● YOUR TASK
Copy out each of the rows below with "bounding box" swapped for "enclosing box", changing nothing else. Leave the pictures out.

● RECORDS SHOWN
━━━━━━━━━━━━━━━━━━━━
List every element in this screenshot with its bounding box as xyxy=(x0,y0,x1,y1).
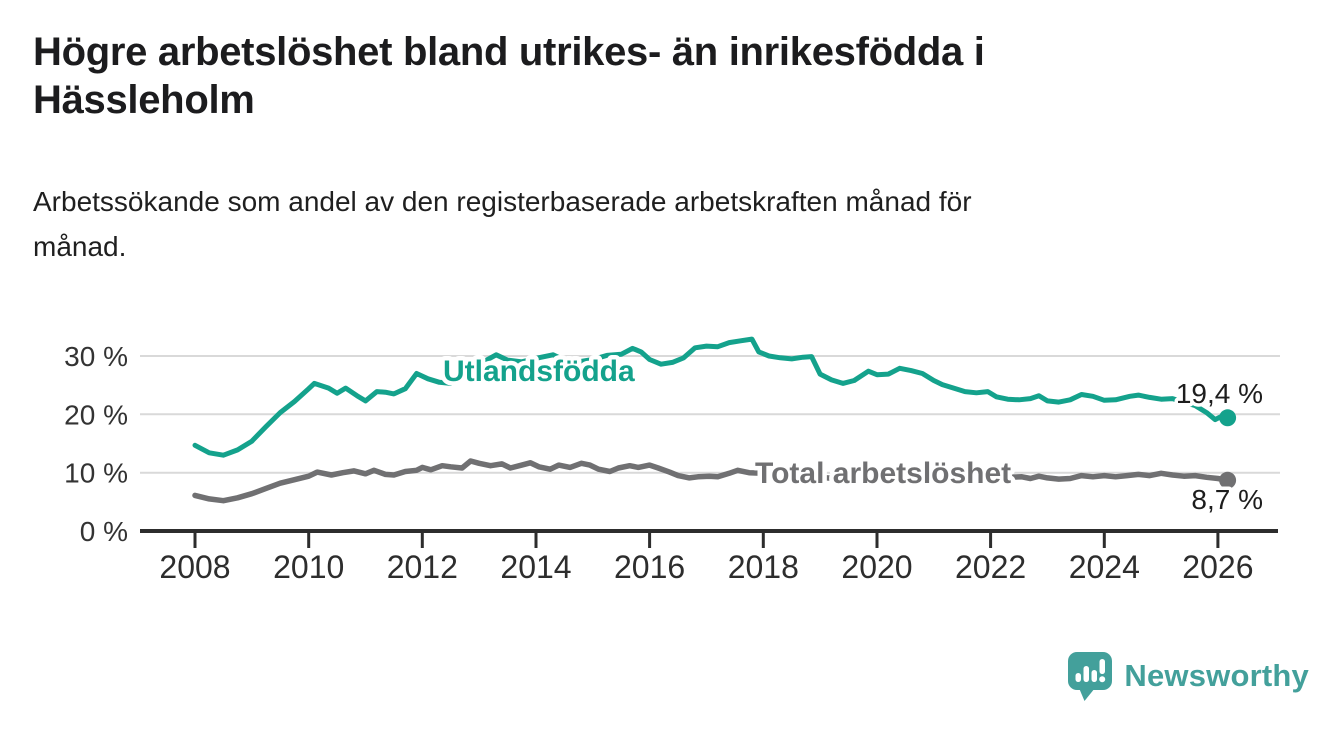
end-value-label-total: 8,7 % xyxy=(1191,484,1263,515)
y-axis-label-10: 10 % xyxy=(64,458,128,489)
end-dot-utlandsfodda xyxy=(1219,409,1237,427)
y-axis-label-0: 0 % xyxy=(80,516,128,547)
page-subtitle: Arbetssökande som andel av den registerb… xyxy=(33,179,1303,269)
end-value-label-utlandsfodda: 19,4 % xyxy=(1176,378,1263,409)
chart-layers: 0 % 10 % 20 % 30 % 2008 2010 2012 2014 2016 2018 2… xyxy=(64,336,1280,585)
x-axis-label-2010: 2010 xyxy=(273,549,344,585)
logo-speech-bubble xyxy=(1068,652,1113,690)
series-label-utlandsfodda: Utlandsfödda xyxy=(443,355,635,388)
series-label-total-arbetsloshet: Total arbetslöshet xyxy=(755,457,1011,490)
x-axis-label-2020: 2020 xyxy=(841,549,912,585)
y-axis-label-20: 20 % xyxy=(64,399,128,430)
x-axis-label-2008: 2008 xyxy=(159,549,230,585)
x-axis-label-2022: 2022 xyxy=(955,549,1026,585)
newsworthy-logo-text: Newsworthy xyxy=(1124,658,1309,693)
x-axis-label-2024: 2024 xyxy=(1069,549,1140,585)
logo-speech-bubble-tail xyxy=(1079,688,1096,701)
end-dot-total-arbetsloshet xyxy=(1219,471,1237,489)
logo-bar-2 xyxy=(1083,666,1090,682)
x-axis-label-2016: 2016 xyxy=(614,549,685,585)
x-axis-label-2018: 2018 xyxy=(728,549,799,585)
unemployment-line-chart: 0 % 10 % 20 % 30 % 2008 2010 2012 2014 2016 2018 2… xyxy=(64,336,1280,585)
newsworthy-logo-icon xyxy=(1068,652,1113,701)
y-axis-label-30: 30 % xyxy=(64,341,128,372)
page-title-line-2: Hässleholm xyxy=(33,78,255,122)
logo-exclamation-bar xyxy=(1099,659,1106,674)
x-axis-label-2014: 2014 xyxy=(500,549,571,585)
x-axis-label-2012: 2012 xyxy=(387,549,458,585)
page-subtitle-line-1: Arbetssökande som andel av den registerb… xyxy=(33,186,972,217)
series-line-total-arbetsloshet xyxy=(192,458,1231,504)
series-line-utlandsfodda xyxy=(192,336,1231,458)
logo-exclamation-dot xyxy=(1099,676,1106,683)
logo-bar-1 xyxy=(1075,673,1082,682)
newsworthy-logo: Newsworthy xyxy=(1067,651,1309,701)
page-title: Högre arbetslöshet bland utrikes- än inr… xyxy=(33,28,1303,124)
page-title-line-1: Högre arbetslöshet bland utrikes- än inr… xyxy=(33,30,985,74)
x-axis-label-2026: 2026 xyxy=(1182,549,1253,585)
chart-labels: Utlandsfödda Total arbetslöshet 19,4 % 8… xyxy=(439,351,1267,519)
logo-bar-3 xyxy=(1091,670,1098,682)
page-subtitle-line-2: månad. xyxy=(33,231,127,262)
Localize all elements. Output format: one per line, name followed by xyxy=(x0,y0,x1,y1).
━━━━━━━━━━━━━━━━━━━━
● WORKED SOLUTION
List every element in this screenshot with its enclosing box as xyxy=(x0,y0,x1,y1).
end-value-label-total: 8,7 % xyxy=(1191,484,1263,515)
y-axis-label-10: 10 % xyxy=(64,458,128,489)
end-dot-utlandsfodda xyxy=(1219,409,1237,427)
y-axis-label-0: 0 % xyxy=(80,516,128,547)
page-subtitle: Arbetssökande som andel av den registerb… xyxy=(33,179,1303,269)
end-value-label-utlandsfodda: 19,4 % xyxy=(1176,378,1263,409)
chart-layers: 0 % 10 % 20 % 30 % 2008 2010 2012 2014 2016 2018 2… xyxy=(64,336,1280,585)
x-axis-label-2010: 2010 xyxy=(273,549,344,585)
logo-speech-bubble xyxy=(1068,652,1113,690)
series-label-utlandsfodda: Utlandsfödda xyxy=(443,355,635,388)
series-label-total-arbetsloshet: Total arbetslöshet xyxy=(755,457,1011,490)
x-axis-label-2020: 2020 xyxy=(841,549,912,585)
y-axis-label-20: 20 % xyxy=(64,399,128,430)
x-axis-label-2008: 2008 xyxy=(159,549,230,585)
x-axis-label-2022: 2022 xyxy=(955,549,1026,585)
newsworthy-logo-text: Newsworthy xyxy=(1124,658,1309,693)
x-axis-label-2024: 2024 xyxy=(1069,549,1140,585)
logo-speech-bubble-tail xyxy=(1079,688,1096,701)
end-dot-total-arbetsloshet xyxy=(1219,471,1237,489)
logo-bar-2 xyxy=(1083,666,1090,682)
x-axis-label-2016: 2016 xyxy=(614,549,685,585)
x-axis-label-2018: 2018 xyxy=(728,549,799,585)
unemployment-line-chart: 0 % 10 % 20 % 30 % 2008 2010 2012 2014 2016 2018 2… xyxy=(64,336,1280,585)
newsworthy-logo-icon xyxy=(1068,652,1113,701)
y-axis-label-30: 30 % xyxy=(64,341,128,372)
page-title-line-2: Hässleholm xyxy=(33,78,255,122)
logo-exclamation-bar xyxy=(1099,659,1106,674)
x-axis-label-2014: 2014 xyxy=(500,549,571,585)
x-axis-label-2012: 2012 xyxy=(387,549,458,585)
page-subtitle-line-1: Arbetssökande som andel av den registerb… xyxy=(33,186,972,217)
series-line-total-arbetsloshet xyxy=(192,458,1231,504)
series-line-utlandsfodda xyxy=(192,336,1231,458)
logo-exclamation-dot xyxy=(1099,676,1106,683)
logo-bar-1 xyxy=(1075,673,1082,682)
newsworthy-logo: Newsworthy xyxy=(1067,651,1309,701)
page-title: Högre arbetslöshet bland utrikes- än inr… xyxy=(33,28,1303,124)
page-title-line-1: Högre arbetslöshet bland utrikes- än inr… xyxy=(33,30,985,74)
x-axis-label-2026: 2026 xyxy=(1182,549,1253,585)
chart-labels: Utlandsfödda Total arbetslöshet 19,4 % 8… xyxy=(439,351,1267,519)
logo-bar-3 xyxy=(1091,670,1098,682)
page-subtitle-line-2: månad. xyxy=(33,231,127,262)
Localize all elements. Output format: one per line, name followed by xyxy=(x0,y0,x1,y1).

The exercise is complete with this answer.